━━━ Records shown

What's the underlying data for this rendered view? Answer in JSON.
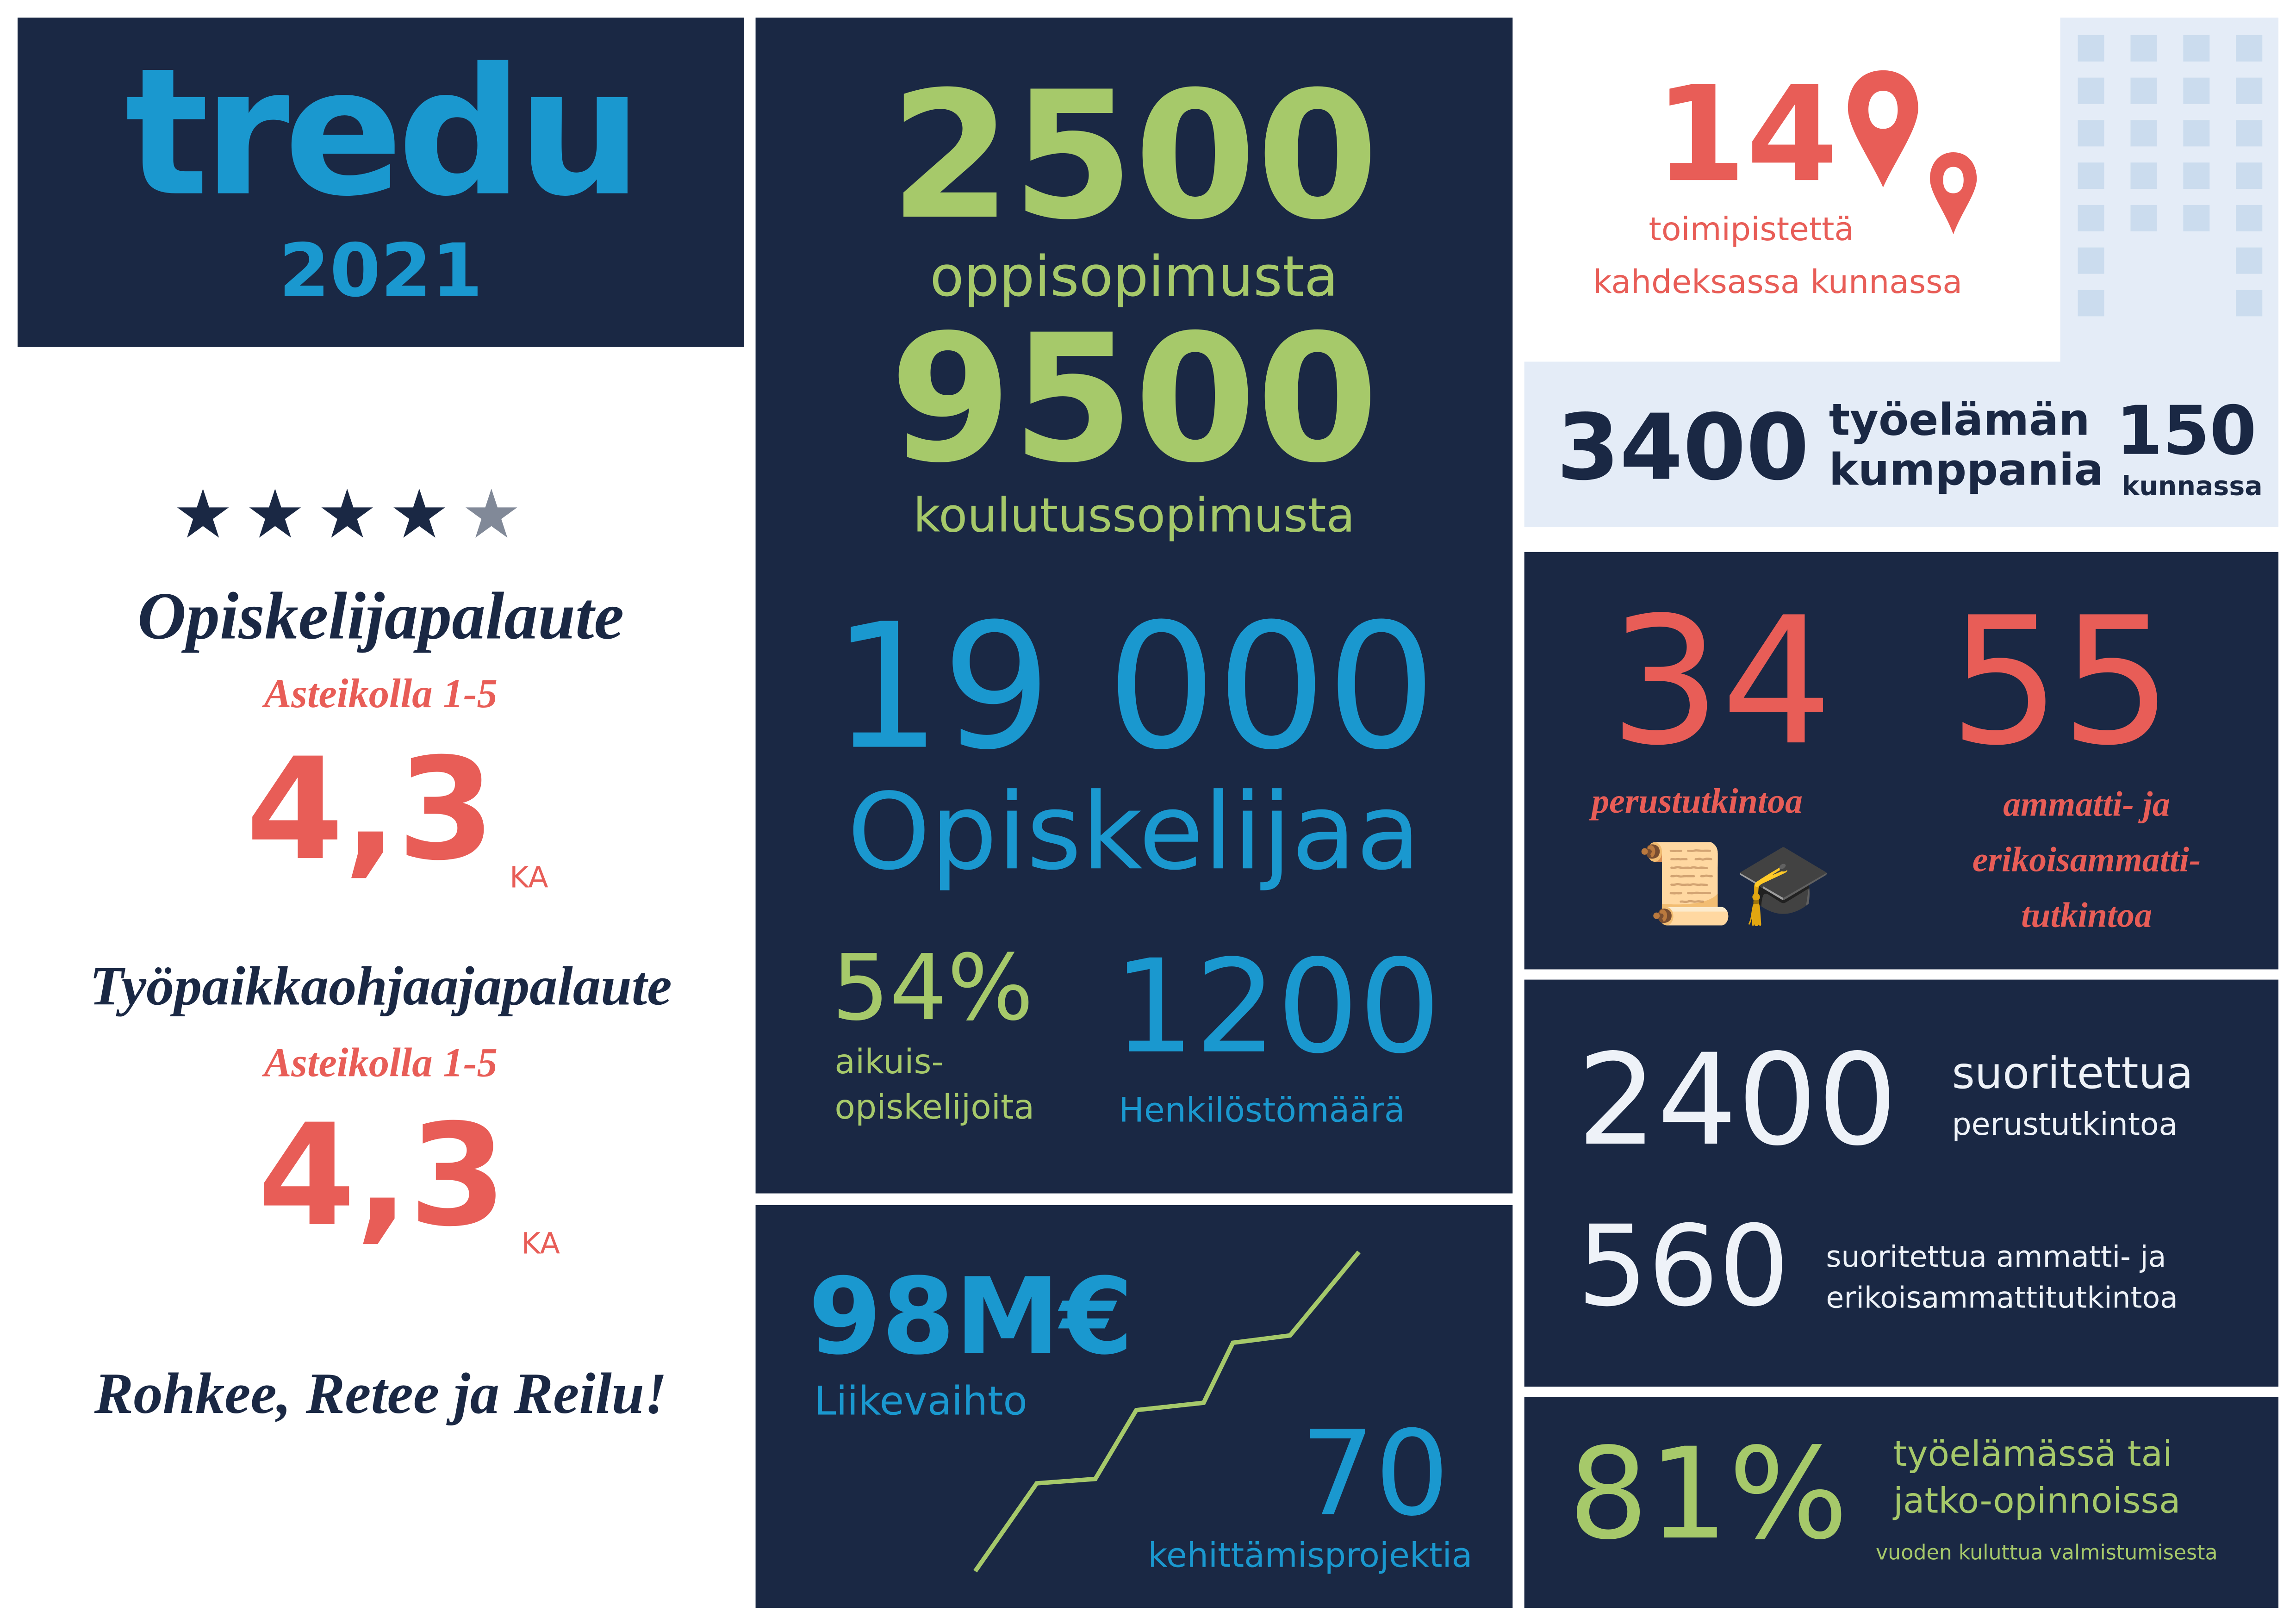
{
  "logo": {
    "brand": "tredu",
    "year": "2021"
  },
  "feedback": {
    "rating_stars": 4.3,
    "student": {
      "title": "Opiskelijapalaute",
      "scale": "Asteikolla 1-5",
      "value": "4,3",
      "unit": "KA"
    },
    "workplace": {
      "title": "Työpaikkaohjaajapalaute",
      "scale": "Asteikolla 1-5",
      "value": "4,3",
      "unit": "KA"
    },
    "slogan": "Rohkee, Retee ja Reilu!"
  },
  "middle": {
    "apprenticeships": {
      "value": "2500",
      "label": "oppisopimusta"
    },
    "training_agreements": {
      "value": "9500",
      "label": "koulutussopimusta"
    },
    "students": {
      "value": "19 000",
      "label": "Opiskelijaa"
    },
    "adult": {
      "value": "54%",
      "label1": "aikuis-",
      "label2": "opiskelijoita"
    },
    "staff": {
      "value": "1200",
      "label": "Henkilöstömäärä"
    },
    "revenue": {
      "value": "98M€",
      "label": "Liikevaihto"
    },
    "projects": {
      "value": "70",
      "label": "kehittämisprojektia"
    }
  },
  "locations": {
    "value": "14",
    "label1": "toimipistettä",
    "label2": "kahdeksassa kunnassa"
  },
  "partners": {
    "value": "3400",
    "label1": "työelämän",
    "label2": "kumppania",
    "municipalities_value": "150",
    "municipalities_label": "kunnassa"
  },
  "degrees": {
    "basic_value": "34",
    "basic_label": "perustutkintoa",
    "vocational_value": "55",
    "vocational_label1": "ammatti- ja",
    "vocational_label2": "erikoisammatti-",
    "vocational_label3": "tutkintoa"
  },
  "completed": {
    "basic_value": "2400",
    "basic_label1": "suoritettua",
    "basic_label2": "perustutkintoa",
    "voc_value": "560",
    "voc_label1": "suoritettua ammatti- ja",
    "voc_label2": "erikoisammattitutkintoa"
  },
  "employment": {
    "value": "81%",
    "label1": "työelämässä tai",
    "label2": "jatko-opinnoissa",
    "label3": "vuoden kuluttua valmistumisesta"
  },
  "colors": {
    "navy": "#1a2844",
    "blue": "#1a98cf",
    "green": "#a6c96a",
    "red": "#e85d57",
    "light": "#e4ecf7"
  }
}
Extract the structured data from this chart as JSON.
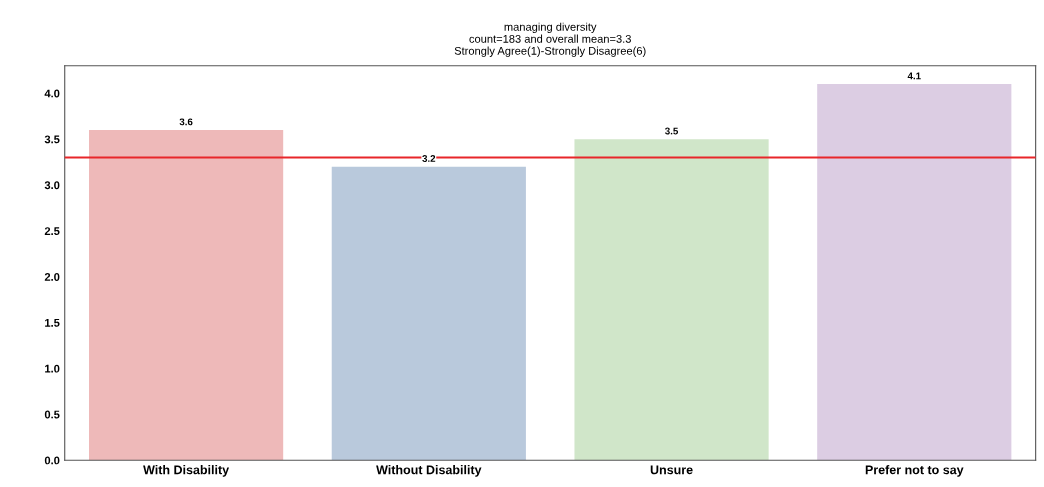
{
  "chart_data": {
    "type": "bar",
    "title": "managing diversity\ncount=183 and overall mean=3.3\nStrongly Agree(1)-Strongly Disagree(6)",
    "categories": [
      "With Disability",
      "Without Disability",
      "Unsure",
      "Prefer not to say"
    ],
    "values": [
      3.6,
      3.2,
      3.5,
      4.1
    ],
    "colors": [
      "#eeb9b9",
      "#b9c9dc",
      "#d0e6c9",
      "#dccde3"
    ],
    "ylim": [
      0,
      4.3
    ],
    "yticks": [
      {
        "value": 0,
        "label": "0.0"
      },
      {
        "value": 0.5,
        "label": "0.5"
      },
      {
        "value": 1,
        "label": "1.0"
      },
      {
        "value": 1.5,
        "label": "1.5"
      },
      {
        "value": 2,
        "label": "2.0"
      },
      {
        "value": 2.5,
        "label": "2.5"
      },
      {
        "value": 3,
        "label": "3.0"
      },
      {
        "value": 3.5,
        "label": "3.5"
      },
      {
        "value": 4,
        "label": "4.0"
      }
    ],
    "ref_lines": [
      {
        "axis": "y",
        "value": 3.3,
        "color": "#e8262a"
      }
    ],
    "data_labels": true,
    "grid": false
  }
}
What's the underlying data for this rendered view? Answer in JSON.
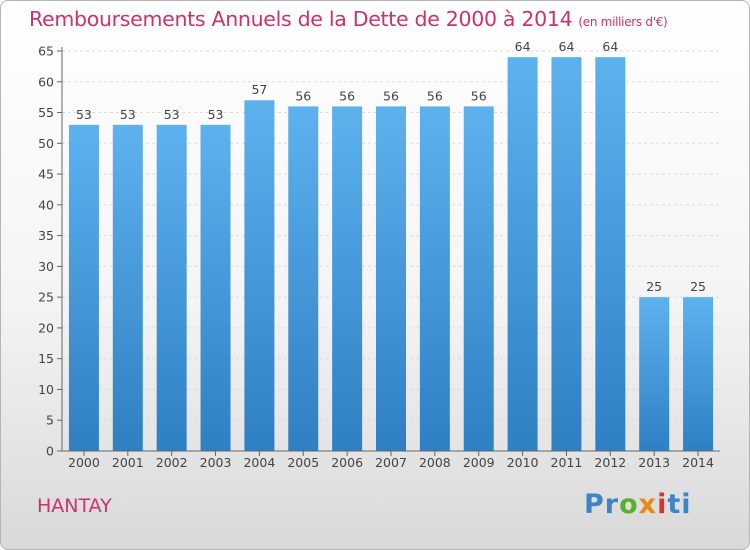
{
  "chart_data": {
    "type": "bar",
    "title": "Remboursements Annuels de la Dette de 2000 à 2014",
    "unit_label": "(en milliers d'€)",
    "categories": [
      "2000",
      "2001",
      "2002",
      "2003",
      "2004",
      "2005",
      "2006",
      "2007",
      "2008",
      "2009",
      "2010",
      "2011",
      "2012",
      "2013",
      "2014"
    ],
    "values": [
      53,
      53,
      53,
      53,
      57,
      56,
      56,
      56,
      56,
      56,
      64,
      64,
      64,
      25,
      25
    ],
    "ylim": [
      0,
      65
    ],
    "yticks": [
      0,
      5,
      10,
      15,
      20,
      25,
      30,
      35,
      40,
      45,
      50,
      55,
      60,
      65
    ],
    "grid": true,
    "bar_color": "#4a9fe0"
  },
  "place_name": "HANTAY",
  "logo": {
    "letters": [
      "Pr",
      "o",
      "x",
      "i",
      "ti"
    ]
  }
}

━━━━━━

> _What you will do_
Copy out the entries verbatim and leave the images out.

> _Expected answer_
What's the underlying data for this rendered view? Answer in JSON.
{
  "logo": {
    "brand": "tredu",
    "year": "2021"
  },
  "feedback": {
    "rating_stars": 4.3,
    "student": {
      "title": "Opiskelijapalaute",
      "scale": "Asteikolla 1-5",
      "value": "4,3",
      "unit": "KA"
    },
    "workplace": {
      "title": "Työpaikkaohjaajapalaute",
      "scale": "Asteikolla 1-5",
      "value": "4,3",
      "unit": "KA"
    },
    "slogan": "Rohkee, Retee ja Reilu!"
  },
  "middle": {
    "apprenticeships": {
      "value": "2500",
      "label": "oppisopimusta"
    },
    "training_agreements": {
      "value": "9500",
      "label": "koulutussopimusta"
    },
    "students": {
      "value": "19 000",
      "label": "Opiskelijaa"
    },
    "adult": {
      "value": "54%",
      "label1": "aikuis-",
      "label2": "opiskelijoita"
    },
    "staff": {
      "value": "1200",
      "label": "Henkilöstömäärä"
    },
    "revenue": {
      "value": "98M€",
      "label": "Liikevaihto"
    },
    "projects": {
      "value": "70",
      "label": "kehittämisprojektia"
    }
  },
  "locations": {
    "value": "14",
    "label1": "toimipistettä",
    "label2": "kahdeksassa kunnassa"
  },
  "partners": {
    "value": "3400",
    "label1": "työelämän",
    "label2": "kumppania",
    "municipalities_value": "150",
    "municipalities_label": "kunnassa"
  },
  "degrees": {
    "basic_value": "34",
    "basic_label": "perustutkintoa",
    "vocational_value": "55",
    "vocational_label1": "ammatti- ja",
    "vocational_label2": "erikoisammatti-",
    "vocational_label3": "tutkintoa"
  },
  "completed": {
    "basic_value": "2400",
    "basic_label1": "suoritettua",
    "basic_label2": "perustutkintoa",
    "voc_value": "560",
    "voc_label1": "suoritettua ammatti- ja",
    "voc_label2": "erikoisammattitutkintoa"
  },
  "employment": {
    "value": "81%",
    "label1": "työelämässä tai",
    "label2": "jatko-opinnoissa",
    "label3": "vuoden kuluttua valmistumisesta"
  },
  "colors": {
    "navy": "#1a2844",
    "blue": "#1a98cf",
    "green": "#a6c96a",
    "red": "#e85d57",
    "light": "#e4ecf7"
  }
}
Extract the structured data from this chart as JSON.
{
  "chart_data": {
    "type": "bar",
    "title": "managing diversity\ncount=183 and overall mean=3.3\nStrongly Agree(1)-Strongly Disagree(6)",
    "categories": [
      "With Disability",
      "Without Disability",
      "Unsure",
      "Prefer not to say"
    ],
    "values": [
      3.6,
      3.2,
      3.5,
      4.1
    ],
    "colors": [
      "#eeb9b9",
      "#b9c9dc",
      "#d0e6c9",
      "#dccde3"
    ],
    "ylim": [
      0,
      4.3
    ],
    "yticks": [
      {
        "value": 0,
        "label": "0.0"
      },
      {
        "value": 0.5,
        "label": "0.5"
      },
      {
        "value": 1,
        "label": "1.0"
      },
      {
        "value": 1.5,
        "label": "1.5"
      },
      {
        "value": 2,
        "label": "2.0"
      },
      {
        "value": 2.5,
        "label": "2.5"
      },
      {
        "value": 3,
        "label": "3.0"
      },
      {
        "value": 3.5,
        "label": "3.5"
      },
      {
        "value": 4,
        "label": "4.0"
      }
    ],
    "ref_lines": [
      {
        "axis": "y",
        "value": 3.3,
        "color": "#e8262a"
      }
    ],
    "data_labels": true,
    "grid": false
  }
}
What's the underlying data for this rendered view? Answer in JSON.
{
  "chart_data": {
    "type": "bar",
    "title": "Remboursements Annuels de la Dette de 2000 à 2014",
    "unit_label": "(en milliers d'€)",
    "categories": [
      "2000",
      "2001",
      "2002",
      "2003",
      "2004",
      "2005",
      "2006",
      "2007",
      "2008",
      "2009",
      "2010",
      "2011",
      "2012",
      "2013",
      "2014"
    ],
    "values": [
      53,
      53,
      53,
      53,
      57,
      56,
      56,
      56,
      56,
      56,
      64,
      64,
      64,
      25,
      25
    ],
    "ylim": [
      0,
      65
    ],
    "yticks": [
      0,
      5,
      10,
      15,
      20,
      25,
      30,
      35,
      40,
      45,
      50,
      55,
      60,
      65
    ],
    "grid": true,
    "bar_color": "#4a9fe0"
  },
  "place_name": "HANTAY",
  "logo": {
    "letters": [
      "Pr",
      "o",
      "x",
      "i",
      "ti"
    ]
  }
}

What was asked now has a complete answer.